The exercise -
Pictures do not belong in your copy. Repeat all the other data exactly.

Material for this task -
- - -
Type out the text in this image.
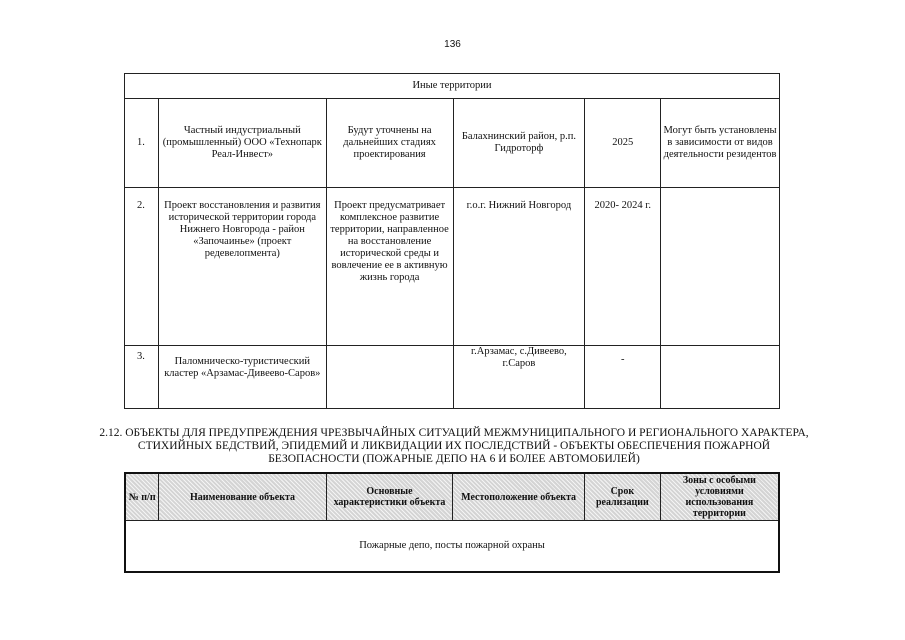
136
Иные территории					
1.	Частный индустриальный (промышленный) ООО «Технопарк Реал-Инвест»	Будут уточнены на дальнейших стадиях проектирования	Балахнинский район, р.п. Гидроторф	2025	Могут быть установлены в зависимости от видов деятельности резидентов
2.	Проект восстановления и развития исторической территории города Нижнего Новгорода - район «Започаинье» (проект редевелопмента)	Проект предусматривает комплексное развитие территории, направленное на восстановление исторической среды и вовлечение ее в активную жизнь города	г.о.г. Нижний Новгород	2020- 2024 г.	
3.	Паломническо-туристический кластер «Арзамас-Дивеево-Саров»		г.Арзамас, с.Дивеево, г.Саров	-	
2.12. ОБЪЕКТЫ ДЛЯ ПРЕДУПРЕЖДЕНИЯ ЧРЕЗВЫЧАЙНЫХ СИТУАЦИЙ МЕЖМУНИЦИПАЛЬНОГО И РЕГИОНАЛЬНОГО ХАРАКТЕРА, СТИХИЙНЫХ БЕДСТВИЙ, ЭПИДЕМИЙ И ЛИКВИДАЦИИ ИХ ПОСЛЕДСТВИЙ - ОБЪЕКТЫ ОБЕСПЕЧЕНИЯ ПОЖАРНОЙ БЕЗОПАСНОСТИ (ПОЖАРНЫЕ ДЕПО НА 6 И БОЛЕЕ АВТОМОБИЛЕЙ)
№ п/п	Наименование объекта	Основные характеристики объекта	Местоположение объекта	Срок реализации	Зоны с особыми условиями использования территории
Пожарные депо, посты пожарной охраны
- - -
Worked answer -
Type out the text in this image.
136
Иные территории					
1.	Частный индустриальный (промышленный) ООО «Технопарк Реал-Инвест»	Будут уточнены на дальнейших стадиях проектирования	Балахнинский район, р.п. Гидроторф	2025	Могут быть установлены в зависимости от видов деятельности резидентов
2.	Проект восстановления и развития исторической территории города Нижнего Новгорода - район «Започаинье» (проект редевелопмента)	Проект предусматривает комплексное развитие территории, направленное на восстановление исторической среды и вовлечение ее в активную жизнь города	г.о.г. Нижний Новгород	2020- 2024 г.	
3.	Паломническо-туристический кластер «Арзамас-Дивеево-Саров»		г.Арзамас, с.Дивеево, г.Саров	-	
2.12. ОБЪЕКТЫ ДЛЯ ПРЕДУПРЕЖДЕНИЯ ЧРЕЗВЫЧАЙНЫХ СИТУАЦИЙ МЕЖМУНИЦИПАЛЬНОГО И РЕГИОНАЛЬНОГО ХАРАКТЕРА, СТИХИЙНЫХ БЕДСТВИЙ, ЭПИДЕМИЙ И ЛИКВИДАЦИИ ИХ ПОСЛЕДСТВИЙ - ОБЪЕКТЫ ОБЕСПЕЧЕНИЯ ПОЖАРНОЙ БЕЗОПАСНОСТИ (ПОЖАРНЫЕ ДЕПО НА 6 И БОЛЕЕ АВТОМОБИЛЕЙ)
№ п/п	Наименование объекта	Основные характеристики объекта	Местоположение объекта	Срок реализации	Зоны с особыми условиями использования территории
Пожарные депо, посты пожарной охраны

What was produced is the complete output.